▸ **DATASET RECORDS**:
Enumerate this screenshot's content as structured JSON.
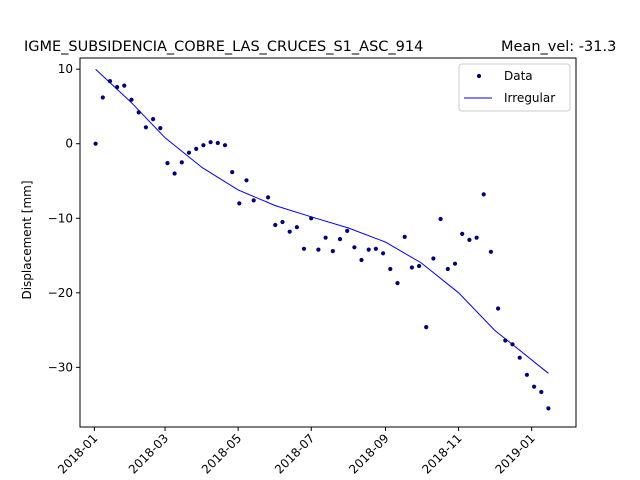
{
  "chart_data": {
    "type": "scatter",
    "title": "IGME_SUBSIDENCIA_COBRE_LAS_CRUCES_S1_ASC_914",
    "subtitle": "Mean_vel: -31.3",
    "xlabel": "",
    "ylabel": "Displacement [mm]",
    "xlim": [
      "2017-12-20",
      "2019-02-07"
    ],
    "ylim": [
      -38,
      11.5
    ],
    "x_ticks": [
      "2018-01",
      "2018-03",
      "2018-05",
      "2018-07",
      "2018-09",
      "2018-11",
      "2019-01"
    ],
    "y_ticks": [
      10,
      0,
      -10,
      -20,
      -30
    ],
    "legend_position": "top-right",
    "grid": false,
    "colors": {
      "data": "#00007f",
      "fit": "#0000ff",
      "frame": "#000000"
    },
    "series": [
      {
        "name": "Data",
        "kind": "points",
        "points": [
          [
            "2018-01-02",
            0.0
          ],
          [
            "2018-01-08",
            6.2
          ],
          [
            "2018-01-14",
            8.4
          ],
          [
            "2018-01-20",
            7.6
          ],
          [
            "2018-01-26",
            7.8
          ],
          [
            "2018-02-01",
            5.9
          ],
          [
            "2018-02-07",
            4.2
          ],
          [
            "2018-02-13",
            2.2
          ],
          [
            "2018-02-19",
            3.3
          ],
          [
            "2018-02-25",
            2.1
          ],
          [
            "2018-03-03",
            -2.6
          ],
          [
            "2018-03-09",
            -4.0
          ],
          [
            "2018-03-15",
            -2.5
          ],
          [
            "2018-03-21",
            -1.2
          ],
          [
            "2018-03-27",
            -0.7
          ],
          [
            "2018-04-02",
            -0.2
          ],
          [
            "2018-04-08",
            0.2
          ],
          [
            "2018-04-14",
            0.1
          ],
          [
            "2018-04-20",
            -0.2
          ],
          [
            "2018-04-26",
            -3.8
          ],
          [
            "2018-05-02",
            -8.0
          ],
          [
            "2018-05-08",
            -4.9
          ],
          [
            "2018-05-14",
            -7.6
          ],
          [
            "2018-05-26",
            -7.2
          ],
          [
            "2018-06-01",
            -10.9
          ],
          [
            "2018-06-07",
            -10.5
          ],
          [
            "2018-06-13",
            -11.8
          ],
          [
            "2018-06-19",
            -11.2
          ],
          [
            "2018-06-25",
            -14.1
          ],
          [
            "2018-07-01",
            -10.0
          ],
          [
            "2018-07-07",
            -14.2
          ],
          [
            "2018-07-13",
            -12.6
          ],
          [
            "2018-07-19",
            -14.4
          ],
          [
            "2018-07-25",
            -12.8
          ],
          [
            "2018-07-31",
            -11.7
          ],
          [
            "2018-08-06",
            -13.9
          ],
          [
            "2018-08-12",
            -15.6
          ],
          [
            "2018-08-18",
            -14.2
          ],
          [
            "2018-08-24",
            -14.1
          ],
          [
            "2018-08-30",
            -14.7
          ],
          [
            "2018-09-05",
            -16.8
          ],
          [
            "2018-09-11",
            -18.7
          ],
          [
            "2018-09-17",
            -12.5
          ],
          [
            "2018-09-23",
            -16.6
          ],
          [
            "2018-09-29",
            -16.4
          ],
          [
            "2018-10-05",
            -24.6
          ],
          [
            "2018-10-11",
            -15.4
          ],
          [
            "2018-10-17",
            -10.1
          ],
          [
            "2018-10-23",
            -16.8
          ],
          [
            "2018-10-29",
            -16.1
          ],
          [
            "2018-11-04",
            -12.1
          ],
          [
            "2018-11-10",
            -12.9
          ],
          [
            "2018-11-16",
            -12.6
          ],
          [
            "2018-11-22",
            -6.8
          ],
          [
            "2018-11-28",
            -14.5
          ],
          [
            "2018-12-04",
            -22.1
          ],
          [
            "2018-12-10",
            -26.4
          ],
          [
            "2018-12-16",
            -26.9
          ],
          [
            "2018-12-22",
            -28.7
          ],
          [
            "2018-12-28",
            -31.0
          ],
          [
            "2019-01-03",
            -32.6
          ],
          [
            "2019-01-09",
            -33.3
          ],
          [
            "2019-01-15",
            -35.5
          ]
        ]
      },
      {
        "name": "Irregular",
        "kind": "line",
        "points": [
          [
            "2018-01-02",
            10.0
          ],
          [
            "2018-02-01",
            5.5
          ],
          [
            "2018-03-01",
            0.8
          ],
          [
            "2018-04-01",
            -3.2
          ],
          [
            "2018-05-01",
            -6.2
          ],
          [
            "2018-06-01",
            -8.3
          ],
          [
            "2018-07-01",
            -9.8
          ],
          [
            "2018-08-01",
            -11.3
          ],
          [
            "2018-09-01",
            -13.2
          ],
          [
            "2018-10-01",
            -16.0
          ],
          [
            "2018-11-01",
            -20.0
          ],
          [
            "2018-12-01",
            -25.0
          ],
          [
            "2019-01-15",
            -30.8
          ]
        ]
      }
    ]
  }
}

▸ **TASK STATEMENT**:
Return every line of the records exactly as given, pictures excluded.

▸ **RESPONSE**:
Enumerate this screenshot's content as structured JSON.
{
  "chart_data": {
    "type": "scatter",
    "title": "IGME_SUBSIDENCIA_COBRE_LAS_CRUCES_S1_ASC_914",
    "subtitle": "Mean_vel: -31.3",
    "xlabel": "",
    "ylabel": "Displacement [mm]",
    "xlim": [
      "2017-12-20",
      "2019-02-07"
    ],
    "ylim": [
      -38,
      11.5
    ],
    "x_ticks": [
      "2018-01",
      "2018-03",
      "2018-05",
      "2018-07",
      "2018-09",
      "2018-11",
      "2019-01"
    ],
    "y_ticks": [
      10,
      0,
      -10,
      -20,
      -30
    ],
    "legend_position": "top-right",
    "grid": false,
    "colors": {
      "data": "#00007f",
      "fit": "#0000ff",
      "frame": "#000000"
    },
    "series": [
      {
        "name": "Data",
        "kind": "points",
        "points": [
          [
            "2018-01-02",
            0.0
          ],
          [
            "2018-01-08",
            6.2
          ],
          [
            "2018-01-14",
            8.4
          ],
          [
            "2018-01-20",
            7.6
          ],
          [
            "2018-01-26",
            7.8
          ],
          [
            "2018-02-01",
            5.9
          ],
          [
            "2018-02-07",
            4.2
          ],
          [
            "2018-02-13",
            2.2
          ],
          [
            "2018-02-19",
            3.3
          ],
          [
            "2018-02-25",
            2.1
          ],
          [
            "2018-03-03",
            -2.6
          ],
          [
            "2018-03-09",
            -4.0
          ],
          [
            "2018-03-15",
            -2.5
          ],
          [
            "2018-03-21",
            -1.2
          ],
          [
            "2018-03-27",
            -0.7
          ],
          [
            "2018-04-02",
            -0.2
          ],
          [
            "2018-04-08",
            0.2
          ],
          [
            "2018-04-14",
            0.1
          ],
          [
            "2018-04-20",
            -0.2
          ],
          [
            "2018-04-26",
            -3.8
          ],
          [
            "2018-05-02",
            -8.0
          ],
          [
            "2018-05-08",
            -4.9
          ],
          [
            "2018-05-14",
            -7.6
          ],
          [
            "2018-05-26",
            -7.2
          ],
          [
            "2018-06-01",
            -10.9
          ],
          [
            "2018-06-07",
            -10.5
          ],
          [
            "2018-06-13",
            -11.8
          ],
          [
            "2018-06-19",
            -11.2
          ],
          [
            "2018-06-25",
            -14.1
          ],
          [
            "2018-07-01",
            -10.0
          ],
          [
            "2018-07-07",
            -14.2
          ],
          [
            "2018-07-13",
            -12.6
          ],
          [
            "2018-07-19",
            -14.4
          ],
          [
            "2018-07-25",
            -12.8
          ],
          [
            "2018-07-31",
            -11.7
          ],
          [
            "2018-08-06",
            -13.9
          ],
          [
            "2018-08-12",
            -15.6
          ],
          [
            "2018-08-18",
            -14.2
          ],
          [
            "2018-08-24",
            -14.1
          ],
          [
            "2018-08-30",
            -14.7
          ],
          [
            "2018-09-05",
            -16.8
          ],
          [
            "2018-09-11",
            -18.7
          ],
          [
            "2018-09-17",
            -12.5
          ],
          [
            "2018-09-23",
            -16.6
          ],
          [
            "2018-09-29",
            -16.4
          ],
          [
            "2018-10-05",
            -24.6
          ],
          [
            "2018-10-11",
            -15.4
          ],
          [
            "2018-10-17",
            -10.1
          ],
          [
            "2018-10-23",
            -16.8
          ],
          [
            "2018-10-29",
            -16.1
          ],
          [
            "2018-11-04",
            -12.1
          ],
          [
            "2018-11-10",
            -12.9
          ],
          [
            "2018-11-16",
            -12.6
          ],
          [
            "2018-11-22",
            -6.8
          ],
          [
            "2018-11-28",
            -14.5
          ],
          [
            "2018-12-04",
            -22.1
          ],
          [
            "2018-12-10",
            -26.4
          ],
          [
            "2018-12-16",
            -26.9
          ],
          [
            "2018-12-22",
            -28.7
          ],
          [
            "2018-12-28",
            -31.0
          ],
          [
            "2019-01-03",
            -32.6
          ],
          [
            "2019-01-09",
            -33.3
          ],
          [
            "2019-01-15",
            -35.5
          ]
        ]
      },
      {
        "name": "Irregular",
        "kind": "line",
        "points": [
          [
            "2018-01-02",
            10.0
          ],
          [
            "2018-02-01",
            5.5
          ],
          [
            "2018-03-01",
            0.8
          ],
          [
            "2018-04-01",
            -3.2
          ],
          [
            "2018-05-01",
            -6.2
          ],
          [
            "2018-06-01",
            -8.3
          ],
          [
            "2018-07-01",
            -9.8
          ],
          [
            "2018-08-01",
            -11.3
          ],
          [
            "2018-09-01",
            -13.2
          ],
          [
            "2018-10-01",
            -16.0
          ],
          [
            "2018-11-01",
            -20.0
          ],
          [
            "2018-12-01",
            -25.0
          ],
          [
            "2019-01-15",
            -30.8
          ]
        ]
      }
    ]
  }
}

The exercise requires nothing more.